=== AIM ===
Can you transcribe every record below exactly as it appears?

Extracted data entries
>> begin
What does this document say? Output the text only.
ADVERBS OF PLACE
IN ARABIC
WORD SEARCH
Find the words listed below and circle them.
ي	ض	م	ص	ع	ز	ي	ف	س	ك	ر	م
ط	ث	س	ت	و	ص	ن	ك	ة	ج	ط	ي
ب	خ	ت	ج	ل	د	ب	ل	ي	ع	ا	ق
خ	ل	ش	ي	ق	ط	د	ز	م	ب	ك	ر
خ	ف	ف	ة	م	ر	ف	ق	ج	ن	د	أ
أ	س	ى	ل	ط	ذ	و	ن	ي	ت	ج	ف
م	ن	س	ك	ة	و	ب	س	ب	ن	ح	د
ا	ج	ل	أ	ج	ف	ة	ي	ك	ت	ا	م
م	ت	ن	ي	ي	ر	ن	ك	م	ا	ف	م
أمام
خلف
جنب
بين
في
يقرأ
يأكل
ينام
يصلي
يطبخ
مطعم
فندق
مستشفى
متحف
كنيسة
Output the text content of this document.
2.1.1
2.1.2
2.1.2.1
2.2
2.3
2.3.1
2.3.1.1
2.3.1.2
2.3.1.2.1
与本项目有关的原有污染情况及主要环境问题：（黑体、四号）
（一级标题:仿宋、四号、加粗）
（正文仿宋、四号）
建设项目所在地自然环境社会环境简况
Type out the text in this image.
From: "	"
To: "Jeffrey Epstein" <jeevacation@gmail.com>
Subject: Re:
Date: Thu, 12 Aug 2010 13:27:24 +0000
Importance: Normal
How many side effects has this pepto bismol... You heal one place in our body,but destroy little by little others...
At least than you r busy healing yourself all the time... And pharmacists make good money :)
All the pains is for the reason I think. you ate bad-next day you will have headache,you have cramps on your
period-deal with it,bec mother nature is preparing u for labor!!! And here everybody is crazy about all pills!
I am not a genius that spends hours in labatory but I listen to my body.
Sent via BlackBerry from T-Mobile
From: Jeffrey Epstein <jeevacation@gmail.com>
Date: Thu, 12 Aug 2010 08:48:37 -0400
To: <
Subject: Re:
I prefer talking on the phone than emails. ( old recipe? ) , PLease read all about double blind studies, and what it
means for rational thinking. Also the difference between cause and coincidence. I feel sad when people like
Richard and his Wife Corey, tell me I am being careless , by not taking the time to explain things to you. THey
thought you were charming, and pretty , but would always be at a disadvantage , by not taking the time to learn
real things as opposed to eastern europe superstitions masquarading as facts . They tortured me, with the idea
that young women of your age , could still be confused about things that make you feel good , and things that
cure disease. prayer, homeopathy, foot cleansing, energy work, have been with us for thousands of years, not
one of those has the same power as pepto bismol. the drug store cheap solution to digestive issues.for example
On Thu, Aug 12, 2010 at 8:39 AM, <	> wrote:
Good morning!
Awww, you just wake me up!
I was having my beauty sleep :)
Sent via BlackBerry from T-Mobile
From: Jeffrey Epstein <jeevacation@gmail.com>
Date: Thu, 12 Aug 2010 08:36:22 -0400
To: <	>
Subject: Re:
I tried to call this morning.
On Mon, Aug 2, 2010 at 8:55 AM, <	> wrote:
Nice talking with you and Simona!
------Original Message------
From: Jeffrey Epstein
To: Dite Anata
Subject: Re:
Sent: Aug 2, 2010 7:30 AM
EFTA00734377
>> end
=== CORRECT RESULT ===
What does this document say? Output the text only.
ADVERBS OF PLACE
IN ARABIC
WORD SEARCH
Find the words listed below and circle them.
ي	ض	م	ص	ع	ز	ي	ف	س	ك	ر	م
ط	ث	س	ت	و	ص	ن	ك	ة	ج	ط	ي
ب	خ	ت	ج	ل	د	ب	ل	ي	ع	ا	ق
خ	ل	ش	ي	ق	ط	د	ز	م	ب	ك	ر
خ	ف	ف	ة	م	ر	ف	ق	ج	ن	د	أ
أ	س	ى	ل	ط	ذ	و	ن	ي	ت	ج	ف
م	ن	س	ك	ة	و	ب	س	ب	ن	ح	د
ا	ج	ل	أ	ج	ف	ة	ي	ك	ت	ا	م
م	ت	ن	ي	ي	ر	ن	ك	م	ا	ف	م
أمام
خلف
جنب
بين
في
يقرأ
يأكل
ينام
يصلي
يطبخ
مطعم
فندق
مستشفى
متحف
كنيسة
Output the text content of this document.
2.1.1
2.1.2
2.1.2.1
2.2
2.3
2.3.1
2.3.1.1
2.3.1.2
2.3.1.2.1
与本项目有关的原有污染情况及主要环境问题：（黑体、四号）
（一级标题:仿宋、四号、加粗）
（正文仿宋、四号）
建设项目所在地自然环境社会环境简况
Type out the text in this image.
From: "	"
To: "Jeffrey Epstein" <jeevacation@gmail.com>
Subject: Re:
Date: Thu, 12 Aug 2010 13:27:24 +0000
Importance: Normal
How many side effects has this pepto bismol... You heal one place in our body,but destroy little by little others...
At least than you r busy healing yourself all the time... And pharmacists make good money :)
All the pains is for the reason I think. you ate bad-next day you will have headache,you have cramps on your
period-deal with it,bec mother nature is preparing u for labor!!! And here everybody is crazy about all pills!
I am not a genius that spends hours in labatory but I listen to my body.
Sent via BlackBerry from T-Mobile
From: Jeffrey Epstein <jeevacation@gmail.com>
Date: Thu, 12 Aug 2010 08:48:37 -0400
To: <
Subject: Re:
I prefer talking on the phone than emails. ( old recipe? ) , PLease read all about double blind studies, and what it
means for rational thinking. Also the difference between cause and coincidence. I feel sad when people like
Richard and his Wife Corey, tell me I am being careless , by not taking the time to explain things to you. THey
thought you were charming, and pretty , but would always be at a disadvantage , by not taking the time to learn
real things as opposed to eastern europe superstitions masquarading as facts . They tortured me, with the idea
that young women of your age , could still be confused about things that make you feel good , and things that
cure disease. prayer, homeopathy, foot cleansing, energy work, have been with us for thousands of years, not
one of those has the same power as pepto bismol. the drug store cheap solution to digestive issues.for example
On Thu, Aug 12, 2010 at 8:39 AM, <	> wrote:
Good morning!
Awww, you just wake me up!
I was having my beauty sleep :)
Sent via BlackBerry from T-Mobile
From: Jeffrey Epstein <jeevacation@gmail.com>
Date: Thu, 12 Aug 2010 08:36:22 -0400
To: <	>
Subject: Re:
I tried to call this morning.
On Mon, Aug 2, 2010 at 8:55 AM, <	> wrote:
Nice talking with you and Simona!
------Original Message------
From: Jeffrey Epstein
To: Dite Anata
Subject: Re:
Sent: Aug 2, 2010 7:30 AM
EFTA00734377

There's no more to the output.